Provided records >>
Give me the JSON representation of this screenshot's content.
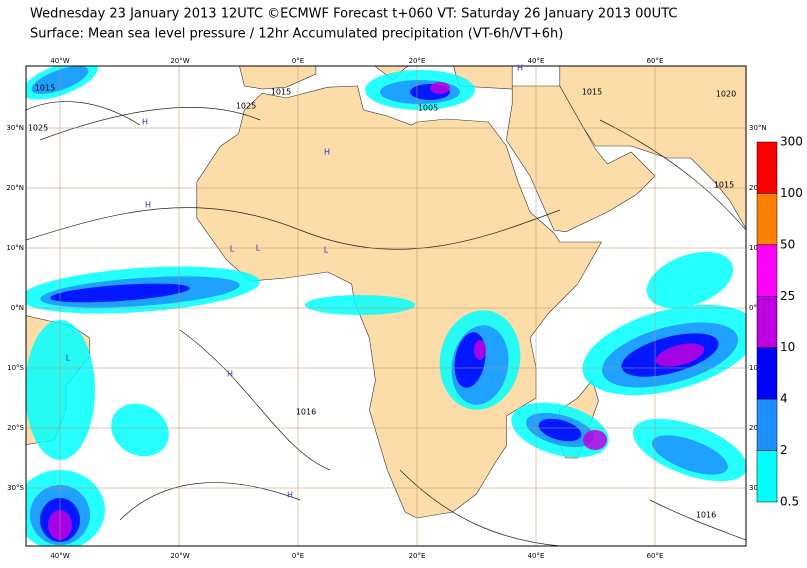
{
  "title": {
    "line1": "Wednesday 23 January 2013 12UTC ©ECMWF Forecast t+060 VT: Saturday 26 January 2013 00UTC",
    "line2": "Surface: Mean sea level pressure / 12hr Accumulated precipitation (VT-6h/VT+6h)"
  },
  "longitude_labels": [
    "40°W",
    "20°W",
    "0°E",
    "20°E",
    "40°E",
    "60°E"
  ],
  "latitude_labels": [
    "30°N",
    "20°N",
    "10°N",
    "0°N",
    "10°S",
    "20°S",
    "30°S"
  ],
  "right_latitude_labels": [
    "30°N",
    "20°N",
    "10°N",
    "0°N",
    "10°S",
    "20°S",
    "30"
  ],
  "colorbar": {
    "levels": [
      300,
      100,
      50,
      25,
      10,
      4,
      2,
      0.5
    ],
    "colors": [
      "#ff0000",
      "#ff8000",
      "#ff00ff",
      "#c000e0",
      "#0000ff",
      "#1e90ff",
      "#00ffff"
    ]
  },
  "isobar_labels": [
    "1015",
    "1025",
    "1025",
    "1015",
    "1005",
    "1015",
    "1020",
    "1015",
    "1016",
    "1016"
  ],
  "pressure_centers": [
    "H",
    "H",
    "H",
    "H",
    "H",
    "H",
    "L",
    "L",
    "L",
    "L"
  ]
}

Set exercise >> Pictures in the records above are not copied; print everything else exactly.

Task result >>
Give me the JSON representation of this screenshot's content.
{
  "title": {
    "line1": "Wednesday 23 January 2013 12UTC ©ECMWF Forecast t+060 VT: Saturday 26 January 2013 00UTC",
    "line2": "Surface: Mean sea level pressure / 12hr Accumulated precipitation (VT-6h/VT+6h)"
  },
  "longitude_labels": [
    "40°W",
    "20°W",
    "0°E",
    "20°E",
    "40°E",
    "60°E"
  ],
  "latitude_labels": [
    "30°N",
    "20°N",
    "10°N",
    "0°N",
    "10°S",
    "20°S",
    "30°S"
  ],
  "right_latitude_labels": [
    "30°N",
    "20°N",
    "10°N",
    "0°N",
    "10°S",
    "20°S",
    "30"
  ],
  "colorbar": {
    "levels": [
      300,
      100,
      50,
      25,
      10,
      4,
      2,
      0.5
    ],
    "colors": [
      "#ff0000",
      "#ff8000",
      "#ff00ff",
      "#c000e0",
      "#0000ff",
      "#1e90ff",
      "#00ffff"
    ]
  },
  "isobar_labels": [
    "1015",
    "1025",
    "1025",
    "1015",
    "1005",
    "1015",
    "1020",
    "1015",
    "1016",
    "1016"
  ],
  "pressure_centers": [
    "H",
    "H",
    "H",
    "H",
    "H",
    "H",
    "L",
    "L",
    "L",
    "L"
  ]
}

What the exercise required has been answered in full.